Source records:
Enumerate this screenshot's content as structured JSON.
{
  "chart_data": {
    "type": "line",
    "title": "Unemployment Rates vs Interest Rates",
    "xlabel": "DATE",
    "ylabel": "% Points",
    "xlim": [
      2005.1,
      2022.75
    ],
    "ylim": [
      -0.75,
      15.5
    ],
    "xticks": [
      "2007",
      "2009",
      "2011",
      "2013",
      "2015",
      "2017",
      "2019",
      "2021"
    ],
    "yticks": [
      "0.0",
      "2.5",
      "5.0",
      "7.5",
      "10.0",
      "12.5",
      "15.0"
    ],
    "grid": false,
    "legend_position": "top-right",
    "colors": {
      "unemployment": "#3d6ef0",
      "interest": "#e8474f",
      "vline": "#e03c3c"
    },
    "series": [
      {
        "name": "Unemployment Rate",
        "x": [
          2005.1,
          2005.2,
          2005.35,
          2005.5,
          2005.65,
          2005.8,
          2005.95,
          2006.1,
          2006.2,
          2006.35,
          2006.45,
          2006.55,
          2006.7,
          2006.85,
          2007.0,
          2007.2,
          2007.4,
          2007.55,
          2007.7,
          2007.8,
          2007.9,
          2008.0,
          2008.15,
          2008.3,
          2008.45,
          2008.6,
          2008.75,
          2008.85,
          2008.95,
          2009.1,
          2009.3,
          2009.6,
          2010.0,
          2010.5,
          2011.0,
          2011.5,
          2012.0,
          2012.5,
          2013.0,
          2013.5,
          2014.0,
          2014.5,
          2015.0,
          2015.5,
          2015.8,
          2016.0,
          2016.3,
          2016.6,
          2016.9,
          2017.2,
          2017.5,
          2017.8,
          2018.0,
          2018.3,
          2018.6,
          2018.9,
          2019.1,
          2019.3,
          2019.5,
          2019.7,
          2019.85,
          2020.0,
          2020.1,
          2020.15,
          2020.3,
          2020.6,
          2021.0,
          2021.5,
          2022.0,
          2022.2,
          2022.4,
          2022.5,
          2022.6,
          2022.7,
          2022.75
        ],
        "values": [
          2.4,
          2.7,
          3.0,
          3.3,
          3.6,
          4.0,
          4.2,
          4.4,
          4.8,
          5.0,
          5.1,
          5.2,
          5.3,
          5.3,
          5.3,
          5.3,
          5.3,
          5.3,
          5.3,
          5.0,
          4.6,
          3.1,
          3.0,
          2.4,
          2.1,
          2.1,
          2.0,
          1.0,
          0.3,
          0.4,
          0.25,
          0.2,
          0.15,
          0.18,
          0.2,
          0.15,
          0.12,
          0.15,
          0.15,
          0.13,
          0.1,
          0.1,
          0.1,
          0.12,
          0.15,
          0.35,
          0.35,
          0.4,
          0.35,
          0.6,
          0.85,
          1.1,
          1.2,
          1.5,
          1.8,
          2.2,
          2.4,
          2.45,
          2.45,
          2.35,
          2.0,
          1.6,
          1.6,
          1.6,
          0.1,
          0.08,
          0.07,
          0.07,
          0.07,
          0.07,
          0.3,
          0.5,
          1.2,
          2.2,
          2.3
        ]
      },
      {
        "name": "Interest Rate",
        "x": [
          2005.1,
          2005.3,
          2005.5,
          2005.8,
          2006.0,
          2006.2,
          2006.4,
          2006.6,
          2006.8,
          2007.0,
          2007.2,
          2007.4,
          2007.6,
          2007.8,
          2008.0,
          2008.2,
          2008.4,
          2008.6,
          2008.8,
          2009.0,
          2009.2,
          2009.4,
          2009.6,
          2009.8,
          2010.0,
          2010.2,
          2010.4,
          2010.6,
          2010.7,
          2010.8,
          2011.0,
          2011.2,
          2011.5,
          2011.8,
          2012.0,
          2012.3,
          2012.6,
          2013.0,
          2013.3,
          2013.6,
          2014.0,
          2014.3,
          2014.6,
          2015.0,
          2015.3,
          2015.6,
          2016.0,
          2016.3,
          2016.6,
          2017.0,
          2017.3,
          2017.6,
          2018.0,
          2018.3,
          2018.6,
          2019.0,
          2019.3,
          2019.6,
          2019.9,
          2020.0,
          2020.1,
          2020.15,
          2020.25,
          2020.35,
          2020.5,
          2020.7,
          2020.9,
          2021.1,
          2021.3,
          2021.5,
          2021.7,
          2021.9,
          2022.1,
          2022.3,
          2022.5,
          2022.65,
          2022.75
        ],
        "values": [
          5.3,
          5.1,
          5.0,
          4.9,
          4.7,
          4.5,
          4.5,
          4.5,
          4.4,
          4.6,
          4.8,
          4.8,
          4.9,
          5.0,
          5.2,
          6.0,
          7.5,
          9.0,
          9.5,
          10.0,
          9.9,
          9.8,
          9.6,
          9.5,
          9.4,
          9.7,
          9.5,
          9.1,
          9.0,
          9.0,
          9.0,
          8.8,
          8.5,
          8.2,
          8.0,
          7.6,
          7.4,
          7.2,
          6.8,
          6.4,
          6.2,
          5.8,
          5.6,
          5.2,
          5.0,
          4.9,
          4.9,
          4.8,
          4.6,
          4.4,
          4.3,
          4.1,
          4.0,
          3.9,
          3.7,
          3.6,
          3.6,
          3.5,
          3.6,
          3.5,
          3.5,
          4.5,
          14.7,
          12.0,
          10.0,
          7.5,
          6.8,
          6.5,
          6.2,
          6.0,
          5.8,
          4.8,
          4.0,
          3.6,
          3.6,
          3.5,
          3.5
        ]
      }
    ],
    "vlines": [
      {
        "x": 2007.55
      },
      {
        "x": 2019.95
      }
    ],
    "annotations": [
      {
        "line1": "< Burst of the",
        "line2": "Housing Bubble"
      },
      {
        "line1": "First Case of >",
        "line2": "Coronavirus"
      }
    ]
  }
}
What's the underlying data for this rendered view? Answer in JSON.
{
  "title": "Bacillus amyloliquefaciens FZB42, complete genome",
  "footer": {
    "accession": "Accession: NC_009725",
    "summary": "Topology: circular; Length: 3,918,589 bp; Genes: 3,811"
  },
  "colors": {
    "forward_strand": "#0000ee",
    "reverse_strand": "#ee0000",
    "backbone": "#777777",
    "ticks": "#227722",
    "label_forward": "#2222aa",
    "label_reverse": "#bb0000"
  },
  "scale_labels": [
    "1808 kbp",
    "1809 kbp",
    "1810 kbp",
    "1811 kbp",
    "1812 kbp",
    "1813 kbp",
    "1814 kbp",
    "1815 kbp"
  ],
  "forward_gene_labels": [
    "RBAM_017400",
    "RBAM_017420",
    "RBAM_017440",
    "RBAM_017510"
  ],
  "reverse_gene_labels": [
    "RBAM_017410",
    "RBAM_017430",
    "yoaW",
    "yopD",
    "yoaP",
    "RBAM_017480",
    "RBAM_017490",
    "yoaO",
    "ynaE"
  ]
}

**What the task requires**
In the records above, find each line with the word "this" and copy it out.

**Written answer**
Enumerate this screenshot's content as structured JSON.
What's the underlying data for this rendered view? Answer in JSON.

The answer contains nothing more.